Task prompt:
From the listing below, pull out the lines that hold "things".

Provided material:

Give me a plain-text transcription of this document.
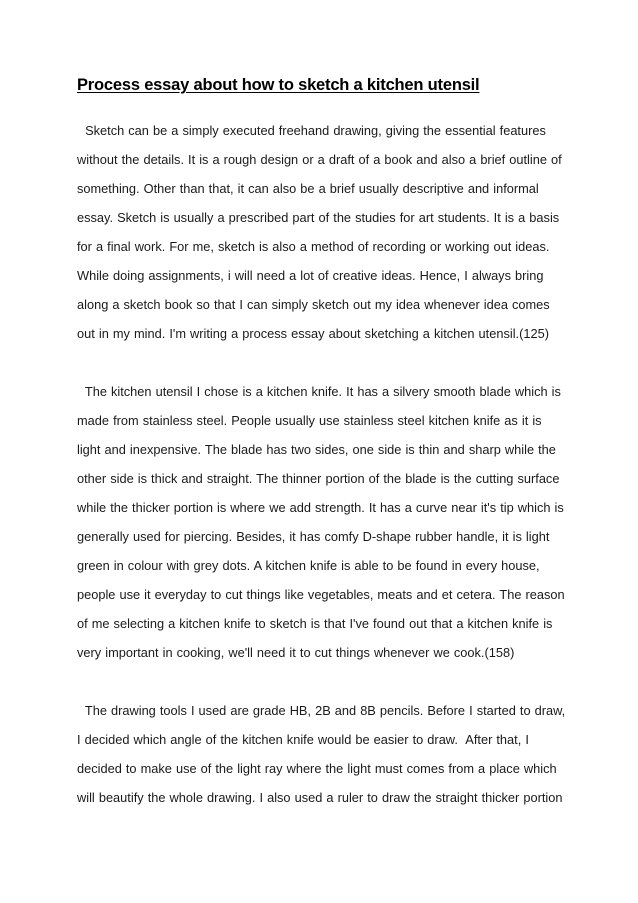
Process essay about how to sketch a kitchen utensil
Sketch can be a simply executed freehand drawing, giving the essential features
without the details. It is a rough design or a draft of a book and also a brief outline of
something. Other than that, it can also be a brief usually descriptive and informal
essay. Sketch is usually a prescribed part of the studies for art students. It is a basis
for a final work. For me, sketch is also a method of recording or working out ideas.
While doing assignments, i will need a lot of creative ideas. Hence, I always bring
along a sketch book so that I can simply sketch out my idea whenever idea comes
out in my mind. I'm writing a process essay about sketching a kitchen utensil.(125)
The kitchen utensil I chose is a kitchen knife. It has a silvery smooth blade which is
made from stainless steel. People usually use stainless steel kitchen knife as it is
light and inexpensive. The blade has two sides, one side is thin and sharp while the
other side is thick and straight. The thinner portion of the blade is the cutting surface
while the thicker portion is where we add strength. It has a curve near it's tip which is
generally used for piercing. Besides, it has comfy D-shape rubber handle, it is light
green in colour with grey dots. A kitchen knife is able to be found in every house,
people use it everyday to cut things like vegetables, meats and et cetera. The reason
of me selecting a kitchen knife to sketch is that I've found out that a kitchen knife is
very important in cooking, we'll need it to cut things whenever we cook.(158)
The drawing tools I used are grade HB, 2B and 8B pencils. Before I started to draw,
I decided which angle of the kitchen knife would be easier to draw.  After that, I
decided to make use of the light ray where the light must comes from a place which
will beautify the whole drawing. I also used a ruler to draw the straight thicker portion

Solution for this exercise:
people use it everyday to cut things like vegetables, meats and et cetera. The reason
very important in cooking, we'll need it to cut things whenever we cook.(158)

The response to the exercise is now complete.